[start of Task inputs]

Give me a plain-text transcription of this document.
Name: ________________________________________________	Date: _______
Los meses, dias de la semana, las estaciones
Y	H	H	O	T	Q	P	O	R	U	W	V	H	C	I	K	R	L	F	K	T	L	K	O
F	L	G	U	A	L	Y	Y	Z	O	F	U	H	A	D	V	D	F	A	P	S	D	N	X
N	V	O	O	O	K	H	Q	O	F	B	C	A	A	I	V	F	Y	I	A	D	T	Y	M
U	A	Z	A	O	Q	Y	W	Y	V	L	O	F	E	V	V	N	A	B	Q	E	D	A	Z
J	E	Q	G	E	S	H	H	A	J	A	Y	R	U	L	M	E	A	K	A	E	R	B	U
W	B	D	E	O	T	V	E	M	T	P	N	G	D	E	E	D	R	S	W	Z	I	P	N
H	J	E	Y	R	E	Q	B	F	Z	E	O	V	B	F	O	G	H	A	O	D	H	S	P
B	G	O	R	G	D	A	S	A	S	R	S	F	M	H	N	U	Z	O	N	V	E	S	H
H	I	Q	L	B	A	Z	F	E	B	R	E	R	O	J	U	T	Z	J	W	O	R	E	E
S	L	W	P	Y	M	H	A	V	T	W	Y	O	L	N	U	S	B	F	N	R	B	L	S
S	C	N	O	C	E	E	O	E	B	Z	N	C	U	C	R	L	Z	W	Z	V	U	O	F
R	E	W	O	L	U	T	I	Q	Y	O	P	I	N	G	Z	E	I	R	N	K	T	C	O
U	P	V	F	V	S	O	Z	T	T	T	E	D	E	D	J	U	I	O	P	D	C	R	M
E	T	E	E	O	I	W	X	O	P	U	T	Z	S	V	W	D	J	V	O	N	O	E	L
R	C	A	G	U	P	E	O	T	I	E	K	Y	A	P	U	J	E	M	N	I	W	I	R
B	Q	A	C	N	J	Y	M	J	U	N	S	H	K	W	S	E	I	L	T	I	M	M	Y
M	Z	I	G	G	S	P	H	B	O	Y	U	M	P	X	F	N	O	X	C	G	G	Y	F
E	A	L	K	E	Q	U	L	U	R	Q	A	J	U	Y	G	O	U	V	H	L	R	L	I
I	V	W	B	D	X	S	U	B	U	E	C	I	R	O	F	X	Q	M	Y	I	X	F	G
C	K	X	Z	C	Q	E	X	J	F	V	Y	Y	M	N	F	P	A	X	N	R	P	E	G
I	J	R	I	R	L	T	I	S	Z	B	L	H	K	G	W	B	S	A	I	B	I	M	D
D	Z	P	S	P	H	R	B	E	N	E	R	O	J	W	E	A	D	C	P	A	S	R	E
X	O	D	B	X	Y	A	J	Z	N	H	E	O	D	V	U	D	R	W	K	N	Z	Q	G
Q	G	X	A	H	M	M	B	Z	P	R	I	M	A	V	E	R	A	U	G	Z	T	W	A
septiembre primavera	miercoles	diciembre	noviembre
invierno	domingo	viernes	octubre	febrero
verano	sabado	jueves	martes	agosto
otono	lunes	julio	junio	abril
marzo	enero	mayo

[end of Task inputs]

> _What is being asked_: All entries shown above should be printed again exactly.

> _Result of this exercise_:
Give me a plain-text transcription of this document.
Name: ________________________________________________	Date: _______
Los meses, dias de la semana, las estaciones
Y	H	H	O	T	Q	P	O	R	U	W	V	H	C	I	K	R	L	F	K	T	L	K	O
F	L	G	U	A	L	Y	Y	Z	O	F	U	H	A	D	V	D	F	A	P	S	D	N	X
N	V	O	O	O	K	H	Q	O	F	B	C	A	A	I	V	F	Y	I	A	D	T	Y	M
U	A	Z	A	O	Q	Y	W	Y	V	L	O	F	E	V	V	N	A	B	Q	E	D	A	Z
J	E	Q	G	E	S	H	H	A	J	A	Y	R	U	L	M	E	A	K	A	E	R	B	U
W	B	D	E	O	T	V	E	M	T	P	N	G	D	E	E	D	R	S	W	Z	I	P	N
H	J	E	Y	R	E	Q	B	F	Z	E	O	V	B	F	O	G	H	A	O	D	H	S	P
B	G	O	R	G	D	A	S	A	S	R	S	F	M	H	N	U	Z	O	N	V	E	S	H
H	I	Q	L	B	A	Z	F	E	B	R	E	R	O	J	U	T	Z	J	W	O	R	E	E
S	L	W	P	Y	M	H	A	V	T	W	Y	O	L	N	U	S	B	F	N	R	B	L	S
S	C	N	O	C	E	E	O	E	B	Z	N	C	U	C	R	L	Z	W	Z	V	U	O	F
R	E	W	O	L	U	T	I	Q	Y	O	P	I	N	G	Z	E	I	R	N	K	T	C	O
U	P	V	F	V	S	O	Z	T	T	T	E	D	E	D	J	U	I	O	P	D	C	R	M
E	T	E	E	O	I	W	X	O	P	U	T	Z	S	V	W	D	J	V	O	N	O	E	L
R	C	A	G	U	P	E	O	T	I	E	K	Y	A	P	U	J	E	M	N	I	W	I	R
B	Q	A	C	N	J	Y	M	J	U	N	S	H	K	W	S	E	I	L	T	I	M	M	Y
M	Z	I	G	G	S	P	H	B	O	Y	U	M	P	X	F	N	O	X	C	G	G	Y	F
E	A	L	K	E	Q	U	L	U	R	Q	A	J	U	Y	G	O	U	V	H	L	R	L	I
I	V	W	B	D	X	S	U	B	U	E	C	I	R	O	F	X	Q	M	Y	I	X	F	G
C	K	X	Z	C	Q	E	X	J	F	V	Y	Y	M	N	F	P	A	X	N	R	P	E	G
I	J	R	I	R	L	T	I	S	Z	B	L	H	K	G	W	B	S	A	I	B	I	M	D
D	Z	P	S	P	H	R	B	E	N	E	R	O	J	W	E	A	D	C	P	A	S	R	E
X	O	D	B	X	Y	A	J	Z	N	H	E	O	D	V	U	D	R	W	K	N	Z	Q	G
Q	G	X	A	H	M	M	B	Z	P	R	I	M	A	V	E	R	A	U	G	Z	T	W	A
septiembre primavera	miercoles	diciembre	noviembre
invierno	domingo	viernes	octubre	febrero
verano	sabado	jueves	martes	agosto
otono	lunes	julio	junio	abril
marzo	enero	mayo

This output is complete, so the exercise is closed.